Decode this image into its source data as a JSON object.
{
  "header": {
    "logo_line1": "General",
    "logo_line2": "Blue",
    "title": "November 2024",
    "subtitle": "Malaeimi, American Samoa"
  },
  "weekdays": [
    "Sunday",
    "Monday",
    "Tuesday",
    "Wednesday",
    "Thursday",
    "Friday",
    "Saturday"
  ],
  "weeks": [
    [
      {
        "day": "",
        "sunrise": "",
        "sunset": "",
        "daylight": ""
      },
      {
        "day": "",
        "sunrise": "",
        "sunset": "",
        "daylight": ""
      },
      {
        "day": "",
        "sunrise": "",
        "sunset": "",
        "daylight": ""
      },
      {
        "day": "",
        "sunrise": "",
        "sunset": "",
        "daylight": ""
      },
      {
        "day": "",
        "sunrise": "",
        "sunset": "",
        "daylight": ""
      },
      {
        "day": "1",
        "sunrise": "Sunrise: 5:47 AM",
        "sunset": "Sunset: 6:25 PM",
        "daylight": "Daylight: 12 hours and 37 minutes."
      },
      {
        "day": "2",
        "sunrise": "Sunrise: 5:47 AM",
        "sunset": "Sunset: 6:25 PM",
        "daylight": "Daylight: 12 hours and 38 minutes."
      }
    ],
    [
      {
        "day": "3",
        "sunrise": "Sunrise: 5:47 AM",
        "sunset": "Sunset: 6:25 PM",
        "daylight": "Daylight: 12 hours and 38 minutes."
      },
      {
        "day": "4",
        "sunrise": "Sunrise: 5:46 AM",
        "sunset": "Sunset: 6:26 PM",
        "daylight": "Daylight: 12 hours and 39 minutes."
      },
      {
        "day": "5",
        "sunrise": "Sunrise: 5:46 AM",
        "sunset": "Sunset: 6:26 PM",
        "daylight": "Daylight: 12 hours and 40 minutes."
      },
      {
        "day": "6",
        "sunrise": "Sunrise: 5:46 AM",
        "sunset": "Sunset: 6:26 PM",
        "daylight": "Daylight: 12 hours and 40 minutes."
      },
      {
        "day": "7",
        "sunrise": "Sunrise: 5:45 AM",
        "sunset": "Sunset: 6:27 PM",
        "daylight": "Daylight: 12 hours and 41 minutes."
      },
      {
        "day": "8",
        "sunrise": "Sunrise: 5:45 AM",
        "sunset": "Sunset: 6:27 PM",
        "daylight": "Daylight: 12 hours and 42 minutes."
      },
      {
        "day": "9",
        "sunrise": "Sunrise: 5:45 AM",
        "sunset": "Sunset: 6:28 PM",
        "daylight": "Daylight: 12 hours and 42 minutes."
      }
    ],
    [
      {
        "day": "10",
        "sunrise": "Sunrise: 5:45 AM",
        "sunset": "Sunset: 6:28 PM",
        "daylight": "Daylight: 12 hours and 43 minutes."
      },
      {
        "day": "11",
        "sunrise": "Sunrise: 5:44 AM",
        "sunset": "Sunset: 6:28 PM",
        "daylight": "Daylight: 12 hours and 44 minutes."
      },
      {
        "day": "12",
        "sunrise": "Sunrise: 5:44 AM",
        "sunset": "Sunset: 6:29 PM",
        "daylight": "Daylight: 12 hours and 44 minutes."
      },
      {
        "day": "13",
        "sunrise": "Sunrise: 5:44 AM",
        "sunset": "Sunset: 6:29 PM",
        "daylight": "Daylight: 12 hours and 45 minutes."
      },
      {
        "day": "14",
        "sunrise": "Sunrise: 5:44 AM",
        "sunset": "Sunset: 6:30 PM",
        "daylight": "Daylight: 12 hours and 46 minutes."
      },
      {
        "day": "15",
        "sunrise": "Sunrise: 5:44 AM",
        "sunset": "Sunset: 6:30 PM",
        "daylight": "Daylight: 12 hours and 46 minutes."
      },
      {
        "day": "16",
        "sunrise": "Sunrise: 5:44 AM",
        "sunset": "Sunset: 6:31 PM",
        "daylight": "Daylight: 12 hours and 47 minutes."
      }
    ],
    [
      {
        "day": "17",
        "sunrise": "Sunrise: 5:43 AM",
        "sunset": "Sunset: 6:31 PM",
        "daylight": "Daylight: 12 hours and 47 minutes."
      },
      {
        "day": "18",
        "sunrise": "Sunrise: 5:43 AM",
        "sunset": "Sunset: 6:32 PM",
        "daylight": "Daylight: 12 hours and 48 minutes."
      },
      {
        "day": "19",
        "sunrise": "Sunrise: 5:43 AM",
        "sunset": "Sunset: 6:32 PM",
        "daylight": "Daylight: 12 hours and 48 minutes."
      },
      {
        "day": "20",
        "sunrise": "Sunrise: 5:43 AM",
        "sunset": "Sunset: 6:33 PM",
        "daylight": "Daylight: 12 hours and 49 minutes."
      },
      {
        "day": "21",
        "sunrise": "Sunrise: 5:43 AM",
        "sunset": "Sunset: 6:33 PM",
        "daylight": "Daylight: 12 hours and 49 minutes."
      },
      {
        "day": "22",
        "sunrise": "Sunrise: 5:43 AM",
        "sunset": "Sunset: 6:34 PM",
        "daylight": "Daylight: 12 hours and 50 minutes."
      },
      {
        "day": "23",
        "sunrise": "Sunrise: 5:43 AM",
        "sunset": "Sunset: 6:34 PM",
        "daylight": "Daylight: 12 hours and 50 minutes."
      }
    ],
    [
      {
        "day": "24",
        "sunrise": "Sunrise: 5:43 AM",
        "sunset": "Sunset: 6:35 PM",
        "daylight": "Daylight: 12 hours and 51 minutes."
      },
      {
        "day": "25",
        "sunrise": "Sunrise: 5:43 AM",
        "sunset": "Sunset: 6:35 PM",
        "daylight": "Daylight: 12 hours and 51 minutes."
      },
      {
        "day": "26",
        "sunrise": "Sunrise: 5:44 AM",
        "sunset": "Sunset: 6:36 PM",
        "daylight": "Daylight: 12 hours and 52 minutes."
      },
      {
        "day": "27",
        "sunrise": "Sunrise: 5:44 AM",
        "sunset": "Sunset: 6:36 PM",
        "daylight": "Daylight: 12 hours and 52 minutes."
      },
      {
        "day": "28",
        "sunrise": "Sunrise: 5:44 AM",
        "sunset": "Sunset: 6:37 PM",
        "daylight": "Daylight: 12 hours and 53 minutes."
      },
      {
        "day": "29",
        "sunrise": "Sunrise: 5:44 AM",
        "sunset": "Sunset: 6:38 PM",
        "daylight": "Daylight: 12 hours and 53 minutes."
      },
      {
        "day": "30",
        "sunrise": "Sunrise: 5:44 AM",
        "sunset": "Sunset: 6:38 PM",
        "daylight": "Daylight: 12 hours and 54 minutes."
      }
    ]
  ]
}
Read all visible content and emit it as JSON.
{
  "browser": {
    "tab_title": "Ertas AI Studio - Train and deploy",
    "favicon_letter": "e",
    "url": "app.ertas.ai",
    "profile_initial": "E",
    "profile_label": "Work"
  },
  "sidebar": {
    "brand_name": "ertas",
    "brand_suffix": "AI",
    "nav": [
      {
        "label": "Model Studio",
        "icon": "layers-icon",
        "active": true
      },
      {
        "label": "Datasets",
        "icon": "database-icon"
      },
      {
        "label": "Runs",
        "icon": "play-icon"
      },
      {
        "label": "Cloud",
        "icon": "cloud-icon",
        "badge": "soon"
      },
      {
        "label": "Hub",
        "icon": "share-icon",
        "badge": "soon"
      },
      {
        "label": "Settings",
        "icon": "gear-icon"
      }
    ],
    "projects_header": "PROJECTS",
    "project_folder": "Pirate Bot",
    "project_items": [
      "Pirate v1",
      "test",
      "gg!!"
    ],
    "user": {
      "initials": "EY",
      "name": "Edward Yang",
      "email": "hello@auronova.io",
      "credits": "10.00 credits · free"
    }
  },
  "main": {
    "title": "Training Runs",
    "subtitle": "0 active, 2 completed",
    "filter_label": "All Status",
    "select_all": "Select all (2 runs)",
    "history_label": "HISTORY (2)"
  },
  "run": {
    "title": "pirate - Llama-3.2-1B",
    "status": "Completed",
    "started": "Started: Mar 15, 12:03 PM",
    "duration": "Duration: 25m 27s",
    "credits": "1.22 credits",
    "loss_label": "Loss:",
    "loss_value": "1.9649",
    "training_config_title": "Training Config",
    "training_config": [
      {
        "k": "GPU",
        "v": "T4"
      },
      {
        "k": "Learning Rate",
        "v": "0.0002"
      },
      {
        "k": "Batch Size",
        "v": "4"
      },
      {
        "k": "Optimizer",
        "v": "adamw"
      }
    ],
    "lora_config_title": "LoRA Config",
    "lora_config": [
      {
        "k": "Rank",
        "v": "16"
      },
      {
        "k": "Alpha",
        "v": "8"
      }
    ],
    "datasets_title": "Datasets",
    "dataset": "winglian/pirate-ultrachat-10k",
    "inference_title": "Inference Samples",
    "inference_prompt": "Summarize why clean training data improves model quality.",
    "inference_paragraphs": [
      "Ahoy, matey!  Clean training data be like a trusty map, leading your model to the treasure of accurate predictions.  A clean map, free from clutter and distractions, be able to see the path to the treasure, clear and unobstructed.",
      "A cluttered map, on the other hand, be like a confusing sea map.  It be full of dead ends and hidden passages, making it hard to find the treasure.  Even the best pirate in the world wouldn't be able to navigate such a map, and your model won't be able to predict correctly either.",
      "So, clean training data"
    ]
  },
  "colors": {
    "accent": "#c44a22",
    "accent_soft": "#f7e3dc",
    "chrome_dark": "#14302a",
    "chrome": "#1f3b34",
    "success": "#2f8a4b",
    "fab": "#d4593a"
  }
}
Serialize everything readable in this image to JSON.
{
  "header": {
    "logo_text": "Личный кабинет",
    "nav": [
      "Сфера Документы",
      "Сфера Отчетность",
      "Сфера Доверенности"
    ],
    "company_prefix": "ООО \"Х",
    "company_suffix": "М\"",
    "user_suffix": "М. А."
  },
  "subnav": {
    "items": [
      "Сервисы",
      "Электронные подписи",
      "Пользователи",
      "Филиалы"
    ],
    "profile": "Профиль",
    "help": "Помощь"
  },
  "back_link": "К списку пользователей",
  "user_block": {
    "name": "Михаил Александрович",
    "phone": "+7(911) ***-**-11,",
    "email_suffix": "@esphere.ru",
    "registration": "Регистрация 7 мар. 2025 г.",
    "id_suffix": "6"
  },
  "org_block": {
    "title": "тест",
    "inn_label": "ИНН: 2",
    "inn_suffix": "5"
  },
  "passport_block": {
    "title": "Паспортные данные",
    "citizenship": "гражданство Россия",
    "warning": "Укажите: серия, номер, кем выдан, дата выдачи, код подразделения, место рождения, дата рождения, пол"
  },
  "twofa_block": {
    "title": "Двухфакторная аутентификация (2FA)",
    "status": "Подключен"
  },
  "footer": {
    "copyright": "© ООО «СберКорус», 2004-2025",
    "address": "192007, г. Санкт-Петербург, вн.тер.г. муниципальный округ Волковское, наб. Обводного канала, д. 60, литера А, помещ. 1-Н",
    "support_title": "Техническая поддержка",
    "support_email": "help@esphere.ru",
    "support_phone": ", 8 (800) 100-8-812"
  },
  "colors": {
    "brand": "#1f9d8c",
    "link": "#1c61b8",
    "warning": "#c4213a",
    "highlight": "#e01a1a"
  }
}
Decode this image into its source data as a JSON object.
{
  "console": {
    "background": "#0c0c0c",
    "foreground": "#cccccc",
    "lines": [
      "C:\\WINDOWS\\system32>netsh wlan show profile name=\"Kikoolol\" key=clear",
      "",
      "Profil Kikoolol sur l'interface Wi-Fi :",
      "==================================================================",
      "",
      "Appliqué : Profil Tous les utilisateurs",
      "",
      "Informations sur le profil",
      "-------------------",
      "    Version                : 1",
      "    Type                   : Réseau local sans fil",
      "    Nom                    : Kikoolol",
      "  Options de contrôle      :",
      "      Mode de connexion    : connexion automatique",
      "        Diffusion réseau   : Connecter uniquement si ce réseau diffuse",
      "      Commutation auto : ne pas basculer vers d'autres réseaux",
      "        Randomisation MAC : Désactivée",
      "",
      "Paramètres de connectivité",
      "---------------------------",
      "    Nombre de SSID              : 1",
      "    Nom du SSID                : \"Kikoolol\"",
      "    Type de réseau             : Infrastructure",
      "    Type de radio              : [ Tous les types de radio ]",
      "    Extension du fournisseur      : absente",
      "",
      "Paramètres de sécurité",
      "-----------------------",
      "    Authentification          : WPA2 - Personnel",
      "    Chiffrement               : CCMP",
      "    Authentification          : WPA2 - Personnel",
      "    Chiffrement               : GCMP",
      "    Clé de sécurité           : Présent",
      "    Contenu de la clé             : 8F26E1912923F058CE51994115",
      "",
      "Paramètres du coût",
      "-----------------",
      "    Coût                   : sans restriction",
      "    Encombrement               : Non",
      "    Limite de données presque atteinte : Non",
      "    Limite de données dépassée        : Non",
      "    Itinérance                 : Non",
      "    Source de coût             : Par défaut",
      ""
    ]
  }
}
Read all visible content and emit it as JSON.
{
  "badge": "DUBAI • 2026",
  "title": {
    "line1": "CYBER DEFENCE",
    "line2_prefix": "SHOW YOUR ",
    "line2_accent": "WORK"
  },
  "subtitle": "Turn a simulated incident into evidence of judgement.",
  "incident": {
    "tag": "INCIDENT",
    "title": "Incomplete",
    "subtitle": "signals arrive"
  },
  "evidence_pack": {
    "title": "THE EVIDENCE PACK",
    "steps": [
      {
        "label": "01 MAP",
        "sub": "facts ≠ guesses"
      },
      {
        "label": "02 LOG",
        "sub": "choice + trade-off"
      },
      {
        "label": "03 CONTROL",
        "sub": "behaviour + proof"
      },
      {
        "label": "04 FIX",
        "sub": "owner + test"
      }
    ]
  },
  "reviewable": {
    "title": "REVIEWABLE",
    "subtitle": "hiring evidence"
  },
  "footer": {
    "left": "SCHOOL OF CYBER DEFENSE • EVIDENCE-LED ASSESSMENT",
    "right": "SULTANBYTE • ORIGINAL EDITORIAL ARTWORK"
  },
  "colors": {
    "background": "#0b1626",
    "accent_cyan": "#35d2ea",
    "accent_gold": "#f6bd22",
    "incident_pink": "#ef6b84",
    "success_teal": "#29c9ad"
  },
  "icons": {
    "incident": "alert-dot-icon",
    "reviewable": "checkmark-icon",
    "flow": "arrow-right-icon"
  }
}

################

| GIVEN EXERCISE |
Supply the count of lines in the entries that contain the word "treasure", and nothing besides.

| COMPLETE OUTPUT |
2